(Passage shown):
>>>>>
Re: [Haskell-cafe] Ticking time bomb

1 Feb 2013


      Forgot the list.


On Fri, Feb 1, 2013 at 10:21 AM, Alexander Kjeldaas <
alexander.kjeldaas@gmail.com> wrote:
...
Trying to avoid the wrath of Ketil I'll refrain from suggesting to do
anything, I'll just explain why git is good at this, and not arbitrary. :-)
Most systems that I know of to verify *anything*, use merkle trees, or
something very similar.
http://en.wikipedia.org/wiki/Hash_tree
For example the TPM chip on your motherboard, used for example to ensure
the integrity of the Google Chromebook and Windows BitLocker
http://en.wikipedia.org/wiki/Trusted_Platform_Module
(simplified example: in secure memory it stores H1=hash(microcode), then
H2=hash(H1 || BIOS), then H3=hash(H2 || MBR), then H4=hash(H3 || kernel),
...).
Or the integrity of the bitcoin currency.
https://en.bitcoin.it/wiki/Protocol_specification#Merkle_Trees
So these are pretty different systems, but it all boils down to doing
cryptographic secure hashes over a previous hash + new data to ensure
integrity of the new combined data.  Given only one verified hash in such a
system, no part of the data, nor its history of mutation can be forged.
 "History" can mean which software runs on your computer (TPM), which
transactions are valid (Bitcoin), or which commits have been done in a SCM
(git, mercurial).
So git is not magical, it is just a practical implementation of something
that works.  Any other *general* solution will be based on similar basic
principles.  Mercurial does this and there is a GPG extension for it.
Bazaar does not use a SHA1-based content addressable storage, so while a
signed commit signs the tree, it does not represent the history (no "hash
of hash", only "hash" if you look at it as a merkle tree), but it does
chain commits. To verify a tree + history, *all* commits must be signed,
which is fragile IMO.
Regarding Darcs, my understanding is that it deliberately rejects hashing
the tree, so it is not clear to me how to verify tree+history.  Patches can
be signed, but as long as patches are independent, there is no "hash of
hash" component which makes it difficult to see how one can verify the
tree.  My understanding of darcs is very limited though.
But to be *practical* the rest of the workflow should be secure as well,
so you need:
1. A way to distribute the merkle tree (git pull/clone/push).
    Distribution is of the data that is to be signed is required for
security, because otherwise the representation of the data itself (web view
or 'git diff') can be compromised.  Signatures have no meaning if you
cannot trust that you know what you sign.
2. A way to sign a change to the merkle tre (git commit -S, git tag -s etc)
3. A way to have multiple signatures on a given hash (i.e. commit, or tag,
or whatever it is called in a particular merkle tree implementation).
    This is required to avoid catastrophic "owning" of core developers.
 If required, I do think that multiple signatures can be emulated by a
structured set of commits that have single signatures though.
3. A way to reliably do code reviews on the changes to the data (git diff)
<<<<<
(The tasks):
**A.** Reproduce verbatim the portion of the message on merkle trees starting with "Bazaar does not" and going on through "tree (git pull/clone/push).".
**B.** Return each of the rows below that contains the string "elements", treating uppercase and lowercase letters as distinct.

(Region and label listings):
>>>>>
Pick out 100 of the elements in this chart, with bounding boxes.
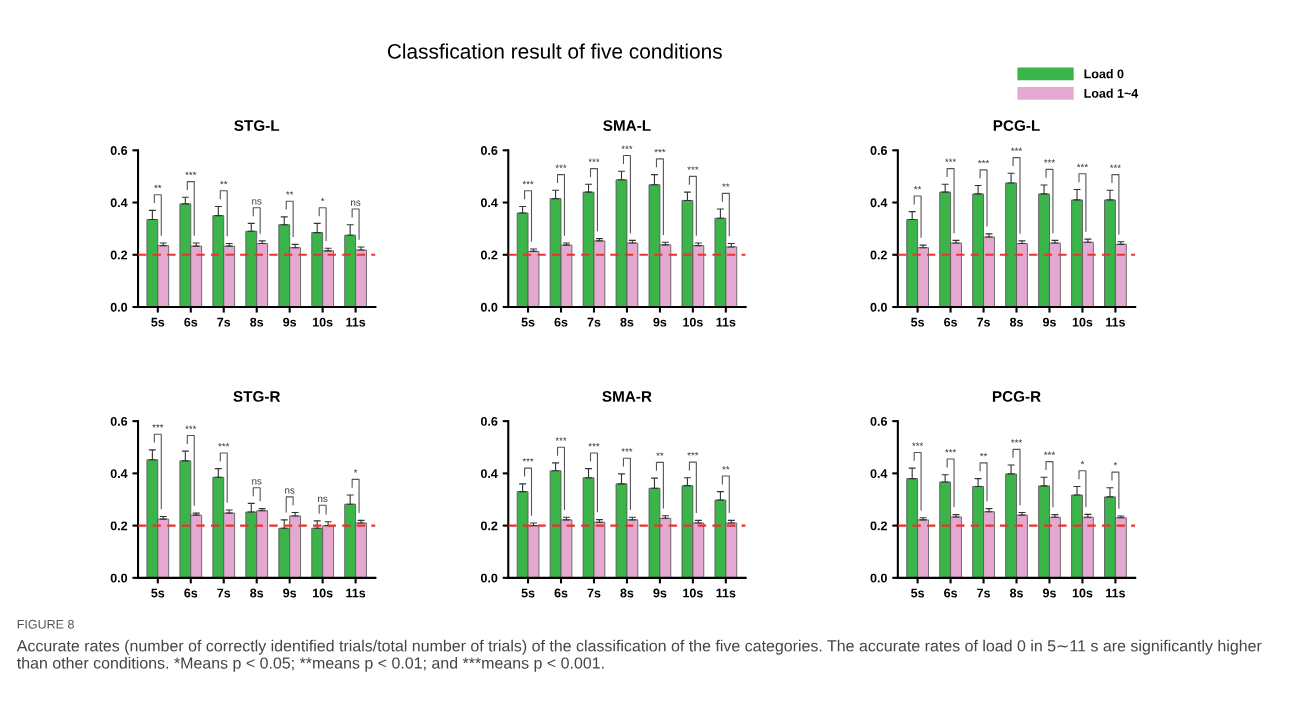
annotation: ** — [979, 452, 988, 457]
y-tick-label: 0.6 — [480, 416, 498, 426]
x-tick-label: 6s — [184, 588, 198, 598]
y-tick-label: 0.6 — [480, 146, 498, 155]
annotation: *** — [945, 449, 957, 453]
y-tick-label: 0.6 — [870, 416, 887, 426]
annotation: *** — [1011, 147, 1023, 152]
y-tick-label: 0.0 — [110, 302, 128, 312]
y-tick-label: 0.2 — [870, 521, 887, 531]
annotation: *** — [555, 164, 567, 168]
annotation: *** — [185, 425, 197, 429]
y-tick-label: 0.6 — [110, 146, 128, 155]
annotation: *** — [687, 452, 699, 456]
x-tick-label: 10s — [1072, 588, 1093, 598]
x-tick-label: 9s — [283, 317, 297, 327]
x-tick-label: 11s — [1106, 588, 1125, 598]
annotation: * — [320, 197, 325, 202]
x-tick-label: 7s — [587, 588, 601, 598]
y-tick-label: 0.2 — [870, 250, 887, 260]
x-tick-label: 9s — [1042, 317, 1056, 327]
y-tick-label: 0.4 — [870, 469, 888, 479]
x-tick-label: 10s — [683, 588, 703, 598]
chart-title: STG-R — [233, 391, 281, 402]
chart-title: STG-L — [234, 120, 280, 132]
annotation: *** — [152, 424, 164, 428]
y-tick-label: 0.0 — [870, 573, 887, 583]
text: *** — [621, 145, 633, 149]
y-tick-label: 0.6 — [110, 416, 128, 426]
x-tick-label: 5s — [911, 588, 925, 598]
chart-title: SMA-R — [602, 391, 652, 402]
y-tick-label: 0.6 — [870, 146, 887, 155]
y-tick-label: 0.0 — [480, 573, 498, 583]
annotation: *** — [978, 159, 990, 164]
annotation: ns — [252, 199, 262, 205]
x-tick-label: 6s — [554, 588, 568, 598]
x-tick-label: 11s — [346, 588, 366, 598]
text: Classfication result of five conditions — [387, 43, 722, 59]
annotation: ** — [722, 183, 730, 187]
annotation: *** — [588, 442, 600, 447]
annotation: *** — [1043, 159, 1056, 163]
annotation: *** — [1011, 439, 1023, 443]
annotation: *** — [654, 148, 666, 153]
annotation: ns — [252, 479, 262, 485]
annotation: *** — [621, 448, 633, 452]
x-tick-label: 9s — [653, 588, 667, 598]
x-tick-label: 6s — [554, 317, 568, 327]
annotation: ** — [154, 184, 162, 189]
annotation: ** — [722, 465, 730, 470]
x-tick-label: 10s — [683, 317, 703, 327]
annotation: *** — [1109, 164, 1121, 168]
annotation: *** — [687, 166, 699, 170]
x-tick-label: 11s — [346, 317, 366, 327]
annotation: *** — [912, 442, 924, 446]
annotation: *** — [218, 442, 230, 447]
x-tick-label: 5s — [521, 588, 535, 598]
x-tick-label: 11s — [1106, 317, 1125, 327]
annotation: ns — [351, 200, 361, 206]
x-tick-label: 9s — [283, 588, 297, 598]
x-tick-label: 7s — [977, 317, 990, 327]
y-tick-label: 0.2 — [480, 521, 498, 531]
chart-title: PCG-R — [992, 391, 1041, 402]
y-tick-label: 0.0 — [480, 302, 498, 312]
text: Accurate rates (number of correctly identified trials/total number of trials) of the classification of the five categories. The accurate rates of load 0 in 5∼11 s are significantly higher than other conditions. *Means p < 0.05; **means p < 0.01; and ***means p < 0.001. — [16, 639, 1262, 672]
x-tick-label: 6s — [184, 317, 198, 327]
annotation: * — [1080, 460, 1085, 465]
x-tick-label: 5s — [151, 317, 165, 327]
x-tick-label: 10s — [313, 588, 333, 598]
annotation: *** — [522, 180, 534, 185]
x-tick-label: 11s — [716, 317, 736, 327]
legend-label: Load 1~4 — [1084, 88, 1139, 98]
x-tick-label: 6s — [944, 317, 958, 327]
x-tick-label: 8s — [250, 317, 264, 327]
x-tick-label: 11s — [716, 588, 736, 598]
y-tick-label: 0.4 — [870, 198, 888, 208]
x-tick-label: 6s — [944, 588, 958, 598]
chart-title: PCG-L — [993, 120, 1040, 132]
x-tick-label: 7s — [587, 317, 601, 327]
annotation: *** — [588, 158, 600, 162]
y-tick-label: 0.2 — [110, 521, 128, 531]
x-tick-label: 8s — [620, 317, 634, 327]
x-tick-label: 8s — [620, 588, 634, 598]
x-tick-label: 10s — [313, 317, 333, 327]
annotation: *** — [522, 458, 534, 462]
y-tick-label: 0.0 — [870, 302, 887, 312]
x-tick-label: 5s — [151, 588, 165, 598]
chart-title: SMA-L — [603, 120, 651, 132]
y-tick-label: 0.0 — [110, 573, 128, 583]
y-tick-label: 0.4 — [110, 469, 128, 479]
y-tick-label: 0.4 — [480, 469, 498, 479]
annotation: ** — [913, 186, 922, 190]
annotation: ** — [220, 180, 228, 185]
annotation: * — [1113, 462, 1118, 466]
x-tick-label: 5s — [521, 317, 535, 327]
annotation: *** — [555, 437, 567, 441]
x-tick-label: 8s — [250, 588, 264, 598]
annotation: *** — [185, 171, 197, 176]
annotation: ns — [318, 496, 328, 503]
legend-label: Load 0 — [1084, 69, 1124, 79]
y-tick-label: 0.2 — [480, 250, 498, 260]
y-tick-label: 0.4 — [110, 198, 128, 208]
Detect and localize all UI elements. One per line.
<<<<<
(Answers per task):
**A.**
Bazaar does not use a SHA1-based content addressable storage, so while a
signed commit signs the tree, it does not represent the history (no "hash
of hash", only "hash" if you look at it as a merkle tree), but it does
chain commits. To verify a tree + history, *all* commits must be signed,
which is fragile IMO.
Regarding Darcs, my understanding is that it deliberately rejects hashing
the tree, so it is not clear to me how to verify tree+history.  Patches can
be signed, but as long as patches are independent, there is no "hash of
hash" component which makes it difficult to see how one can verify the
tree.  My understanding of darcs is very limited though.
But to be *practical* the rest of the workflow should be secure as well,
so you need:
1. A way to distribute the merkle tree (git pull/clone/push).

**B.**
Pick out 100 of the elements in this chart, with bounding boxes.
Detect and localize all UI elements. One per line.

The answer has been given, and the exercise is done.